> [Aim of the exercise] Please tell me: in the PySpark DataFrame notebook below, in what mode is the SparkContext created?
* begin Excerpted passage *
# PySpark DataFrame Basics

This notebook demonstrates some basic DataFrame operations in PySpark.

Several [Spark examples](/tree/examples/spark) are included with TAP.

More examples are available on the Spark website: http://spark.apache.org/examples.html

PySpark API documentation: http://spark.apache.org/docs/latest/api/python/

In [1]:
import pyspark

# Create a SparkContext in local mode
sc = pyspark.SparkContext("local")

# Create a SqlContext from the SparkContext
sqlContext = pyspark.SQLContext(sc)

In [2]:
data = [
    (1, 'a'), 
    (2, 'b'), 
    (3, 'c'), 
    (4, 'd'), 
    (5, 'e'), 
    (6, 'a'), 
    (7, 'b'), 
    (8, 'c'), 
    (9, 'd'), 
    (10, 'e')
]

# Convert a local data set into a DataFrame
df = sqlContext.createDataFrame(data, ['numbers', 'letters'])

# Convert to a Pandas DataFrame for easy display
df.toPandas()

Unnamed: 0,numbers,letters
0,1,a
1,2,b
2,3,c
3,4,d
4,5,e
5,6,a
6,7,b
7,8,c
8,9,d
9,10,e


In [3]:
# Count the number of rows in the DataFrame
print df.count()

10


In [4]:
# View some rows
print df.take(3)

[Row(numbers=1, letters=u'a'), Row(numbers=2, letters=u'b'), Row(numbers=3, letters=u'c')]


In [5]:
# Sort descending
descendingDf = df.orderBy(df.numbers.desc())

# View some rows
descendingDf.toPandas()

Unnamed: 0,numbers,letters
0,10,e
1,9,d
2,8,c
3,7,b
4,6,a
5,5,e
6,4,d
7,3,c
8,2,b
9,1,a


In [6]:
# Filter the DataFrame
filtered = df.where(df.numbers < 5)

# Convert to Pandas DataFrame for easy viewing
filtered.toPandas()

Unnamed: 0,numbers,letters
0,1,a
1,2,b
2,3,c
3,4,d


In [7]:
# Map the DataFrame into an RDD
rdd = df.map(lambda row: (row.numbers, row.numbers * 2))

# View some rows
print rdd.take(10)

[(1, 2), (2, 4), (3, 6), (4, 8), (5, 10), (6, 12), (7, 14), (8, 16), (9, 18), (10, 20)]


In [8]:
# import some more functions
from pyspark.sql.functions import countDistinct
from pyspark.sql.functions import avg
from pyspark.sql.functions import sum

# Perform aggregations on the DataFrame
agg = df.agg(
    avg(df.numbers).alias("avg_numbers"), 
    sum(df.numbers).alias("sum_numbers"),
    countDistinct(df.numbers).alias("distinct_numbers"), 
    countDistinct(df.letters).alias('distinct_letters')
* end Excerpted passage *
* begin Information shown *
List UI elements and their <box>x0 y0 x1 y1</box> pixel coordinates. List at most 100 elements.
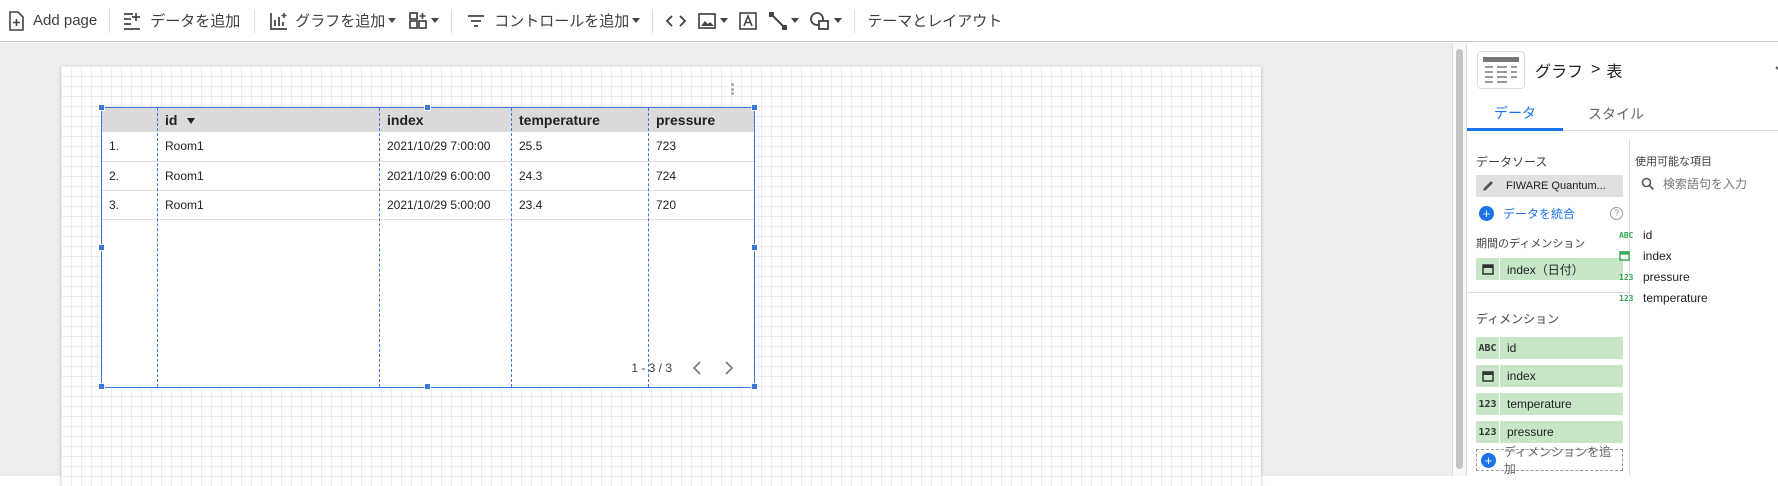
* end Information shown *
> [Solved problem] Local mode.